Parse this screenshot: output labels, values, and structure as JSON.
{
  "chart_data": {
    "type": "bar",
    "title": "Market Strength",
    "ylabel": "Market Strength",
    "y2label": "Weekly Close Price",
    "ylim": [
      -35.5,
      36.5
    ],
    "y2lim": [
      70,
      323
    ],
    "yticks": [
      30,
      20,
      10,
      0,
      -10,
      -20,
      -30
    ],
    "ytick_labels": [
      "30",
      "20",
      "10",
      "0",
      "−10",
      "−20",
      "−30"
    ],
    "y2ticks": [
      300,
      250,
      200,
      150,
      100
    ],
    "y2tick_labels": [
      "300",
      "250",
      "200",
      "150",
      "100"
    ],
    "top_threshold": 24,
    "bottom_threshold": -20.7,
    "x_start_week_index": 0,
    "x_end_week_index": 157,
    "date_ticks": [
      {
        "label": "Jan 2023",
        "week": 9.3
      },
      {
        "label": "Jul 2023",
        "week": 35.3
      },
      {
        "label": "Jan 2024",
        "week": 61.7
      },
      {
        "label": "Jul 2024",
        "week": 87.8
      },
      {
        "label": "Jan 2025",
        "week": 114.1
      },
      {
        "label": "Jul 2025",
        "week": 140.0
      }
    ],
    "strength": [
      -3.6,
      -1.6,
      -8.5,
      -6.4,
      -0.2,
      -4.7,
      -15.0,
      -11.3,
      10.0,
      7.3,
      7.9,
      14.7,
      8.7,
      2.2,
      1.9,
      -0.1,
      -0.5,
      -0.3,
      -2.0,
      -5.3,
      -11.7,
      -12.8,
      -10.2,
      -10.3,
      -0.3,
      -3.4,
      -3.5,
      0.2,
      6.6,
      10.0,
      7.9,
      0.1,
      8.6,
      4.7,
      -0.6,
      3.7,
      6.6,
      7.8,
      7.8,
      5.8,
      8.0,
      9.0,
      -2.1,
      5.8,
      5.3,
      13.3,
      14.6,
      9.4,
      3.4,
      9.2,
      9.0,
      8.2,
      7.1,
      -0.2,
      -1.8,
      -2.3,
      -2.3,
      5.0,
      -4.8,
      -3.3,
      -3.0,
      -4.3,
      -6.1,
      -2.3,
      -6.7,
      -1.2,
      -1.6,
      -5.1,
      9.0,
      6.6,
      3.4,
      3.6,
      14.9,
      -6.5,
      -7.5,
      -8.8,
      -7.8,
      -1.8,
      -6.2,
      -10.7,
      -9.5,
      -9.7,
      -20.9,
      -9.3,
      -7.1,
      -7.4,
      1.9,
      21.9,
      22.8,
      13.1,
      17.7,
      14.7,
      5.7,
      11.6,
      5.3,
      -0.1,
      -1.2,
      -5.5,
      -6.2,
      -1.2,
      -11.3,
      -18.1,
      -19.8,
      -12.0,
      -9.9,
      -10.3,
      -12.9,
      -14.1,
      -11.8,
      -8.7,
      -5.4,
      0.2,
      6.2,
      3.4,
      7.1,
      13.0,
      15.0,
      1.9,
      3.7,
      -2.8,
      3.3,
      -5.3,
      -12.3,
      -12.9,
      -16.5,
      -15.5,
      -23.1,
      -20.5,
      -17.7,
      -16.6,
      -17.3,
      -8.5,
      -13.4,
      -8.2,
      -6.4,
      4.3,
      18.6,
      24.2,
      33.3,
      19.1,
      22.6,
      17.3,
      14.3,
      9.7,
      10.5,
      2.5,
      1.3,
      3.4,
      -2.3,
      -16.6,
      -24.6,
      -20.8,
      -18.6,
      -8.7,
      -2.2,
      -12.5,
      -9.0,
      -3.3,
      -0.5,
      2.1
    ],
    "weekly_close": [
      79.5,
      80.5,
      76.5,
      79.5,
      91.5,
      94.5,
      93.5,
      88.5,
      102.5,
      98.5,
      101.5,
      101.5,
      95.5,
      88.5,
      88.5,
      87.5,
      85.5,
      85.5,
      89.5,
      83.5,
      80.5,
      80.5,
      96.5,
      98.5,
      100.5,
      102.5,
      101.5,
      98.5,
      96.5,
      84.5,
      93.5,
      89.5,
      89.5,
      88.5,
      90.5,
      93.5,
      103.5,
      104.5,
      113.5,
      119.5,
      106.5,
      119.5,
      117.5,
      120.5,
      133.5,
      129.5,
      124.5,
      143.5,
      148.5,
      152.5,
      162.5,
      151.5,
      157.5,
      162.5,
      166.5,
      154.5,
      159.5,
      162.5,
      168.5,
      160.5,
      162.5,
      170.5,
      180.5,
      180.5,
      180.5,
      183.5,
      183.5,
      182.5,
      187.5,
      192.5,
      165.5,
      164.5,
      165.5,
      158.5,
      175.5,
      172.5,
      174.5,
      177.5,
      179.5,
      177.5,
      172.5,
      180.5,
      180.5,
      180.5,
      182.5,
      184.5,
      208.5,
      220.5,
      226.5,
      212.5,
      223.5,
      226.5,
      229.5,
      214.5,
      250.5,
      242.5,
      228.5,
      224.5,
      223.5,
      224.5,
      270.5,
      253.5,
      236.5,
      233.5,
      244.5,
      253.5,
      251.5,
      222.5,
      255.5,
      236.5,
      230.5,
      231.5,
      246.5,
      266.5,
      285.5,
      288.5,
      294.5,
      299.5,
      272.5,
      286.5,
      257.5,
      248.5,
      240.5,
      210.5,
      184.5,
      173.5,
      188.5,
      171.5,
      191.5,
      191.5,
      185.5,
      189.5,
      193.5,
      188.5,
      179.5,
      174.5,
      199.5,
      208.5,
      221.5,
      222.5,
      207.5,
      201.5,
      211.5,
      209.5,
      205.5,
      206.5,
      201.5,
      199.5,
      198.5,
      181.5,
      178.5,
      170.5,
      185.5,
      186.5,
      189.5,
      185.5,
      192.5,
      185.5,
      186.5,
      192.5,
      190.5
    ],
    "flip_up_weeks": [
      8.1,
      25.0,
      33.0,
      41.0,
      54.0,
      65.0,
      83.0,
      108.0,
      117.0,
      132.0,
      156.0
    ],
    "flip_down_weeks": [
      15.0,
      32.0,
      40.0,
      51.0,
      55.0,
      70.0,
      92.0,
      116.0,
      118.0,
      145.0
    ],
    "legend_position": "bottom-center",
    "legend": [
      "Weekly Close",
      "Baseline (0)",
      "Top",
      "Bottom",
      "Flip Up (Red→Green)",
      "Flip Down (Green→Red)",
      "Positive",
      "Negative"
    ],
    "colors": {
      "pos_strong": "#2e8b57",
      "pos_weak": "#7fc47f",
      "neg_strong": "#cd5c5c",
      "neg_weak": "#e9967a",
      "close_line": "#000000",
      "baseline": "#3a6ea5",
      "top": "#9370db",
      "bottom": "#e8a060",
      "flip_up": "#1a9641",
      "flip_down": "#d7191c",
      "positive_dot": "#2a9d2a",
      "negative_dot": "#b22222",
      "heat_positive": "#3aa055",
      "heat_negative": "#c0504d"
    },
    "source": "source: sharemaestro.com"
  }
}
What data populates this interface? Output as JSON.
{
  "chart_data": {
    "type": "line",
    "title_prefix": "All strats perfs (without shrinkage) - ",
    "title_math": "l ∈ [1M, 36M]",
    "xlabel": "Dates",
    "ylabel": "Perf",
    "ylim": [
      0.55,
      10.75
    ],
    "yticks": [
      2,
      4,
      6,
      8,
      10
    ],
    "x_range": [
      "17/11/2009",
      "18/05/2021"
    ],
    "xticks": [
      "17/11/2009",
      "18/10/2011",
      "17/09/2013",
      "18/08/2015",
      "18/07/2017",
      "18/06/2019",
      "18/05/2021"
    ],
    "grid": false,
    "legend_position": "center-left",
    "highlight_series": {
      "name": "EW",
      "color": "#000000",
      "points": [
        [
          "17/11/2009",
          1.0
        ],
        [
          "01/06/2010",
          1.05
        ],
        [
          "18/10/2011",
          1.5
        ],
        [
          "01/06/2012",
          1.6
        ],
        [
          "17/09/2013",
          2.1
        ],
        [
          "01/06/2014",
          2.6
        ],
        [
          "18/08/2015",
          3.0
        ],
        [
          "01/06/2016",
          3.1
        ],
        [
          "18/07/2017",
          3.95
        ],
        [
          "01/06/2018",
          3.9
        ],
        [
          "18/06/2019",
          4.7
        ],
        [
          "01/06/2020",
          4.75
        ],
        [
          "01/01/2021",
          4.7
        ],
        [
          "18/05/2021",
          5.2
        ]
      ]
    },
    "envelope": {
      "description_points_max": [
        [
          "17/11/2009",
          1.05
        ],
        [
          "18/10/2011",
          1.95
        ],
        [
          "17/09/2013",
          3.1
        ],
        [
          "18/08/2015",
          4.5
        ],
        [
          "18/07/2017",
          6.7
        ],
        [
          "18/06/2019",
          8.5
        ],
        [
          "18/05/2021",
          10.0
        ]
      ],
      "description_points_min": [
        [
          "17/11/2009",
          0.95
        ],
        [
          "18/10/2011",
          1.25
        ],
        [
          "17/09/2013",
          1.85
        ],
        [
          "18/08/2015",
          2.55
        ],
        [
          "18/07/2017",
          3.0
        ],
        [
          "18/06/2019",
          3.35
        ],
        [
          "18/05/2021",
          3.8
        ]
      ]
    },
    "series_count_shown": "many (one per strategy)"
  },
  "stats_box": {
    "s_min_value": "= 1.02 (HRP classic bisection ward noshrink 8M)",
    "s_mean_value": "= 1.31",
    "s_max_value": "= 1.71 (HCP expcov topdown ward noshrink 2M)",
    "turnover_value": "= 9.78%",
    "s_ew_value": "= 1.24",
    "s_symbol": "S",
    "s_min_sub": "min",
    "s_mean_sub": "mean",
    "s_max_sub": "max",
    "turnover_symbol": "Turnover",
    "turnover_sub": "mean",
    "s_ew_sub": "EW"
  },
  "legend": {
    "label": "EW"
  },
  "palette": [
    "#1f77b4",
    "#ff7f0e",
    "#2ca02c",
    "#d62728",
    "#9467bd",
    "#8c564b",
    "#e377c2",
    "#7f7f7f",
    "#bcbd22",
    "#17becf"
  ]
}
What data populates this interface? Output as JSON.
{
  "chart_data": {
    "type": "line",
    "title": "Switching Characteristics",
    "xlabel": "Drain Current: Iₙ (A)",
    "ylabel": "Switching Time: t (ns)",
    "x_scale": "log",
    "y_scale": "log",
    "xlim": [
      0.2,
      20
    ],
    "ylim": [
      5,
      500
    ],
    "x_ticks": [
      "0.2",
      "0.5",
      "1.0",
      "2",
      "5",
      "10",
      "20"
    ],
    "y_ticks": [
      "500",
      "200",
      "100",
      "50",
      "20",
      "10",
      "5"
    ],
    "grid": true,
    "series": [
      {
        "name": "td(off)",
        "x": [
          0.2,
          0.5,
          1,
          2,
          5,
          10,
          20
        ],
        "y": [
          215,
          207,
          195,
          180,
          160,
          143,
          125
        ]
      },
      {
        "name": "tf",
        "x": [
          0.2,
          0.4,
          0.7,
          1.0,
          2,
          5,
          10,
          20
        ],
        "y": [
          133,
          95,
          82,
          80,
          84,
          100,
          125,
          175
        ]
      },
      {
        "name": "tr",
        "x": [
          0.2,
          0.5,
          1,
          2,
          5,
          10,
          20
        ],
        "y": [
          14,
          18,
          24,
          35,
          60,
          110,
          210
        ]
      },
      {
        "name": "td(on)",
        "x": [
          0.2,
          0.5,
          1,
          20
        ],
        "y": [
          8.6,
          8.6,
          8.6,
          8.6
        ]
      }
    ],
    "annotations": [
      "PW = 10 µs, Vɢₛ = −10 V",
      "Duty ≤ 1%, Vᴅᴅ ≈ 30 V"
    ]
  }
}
***
The exercise
Look over the listing. Pull out every line with the string "center" in it.

Answer to the problem
    "legend_position": "bottom-center",
    "legend_position": "center-left",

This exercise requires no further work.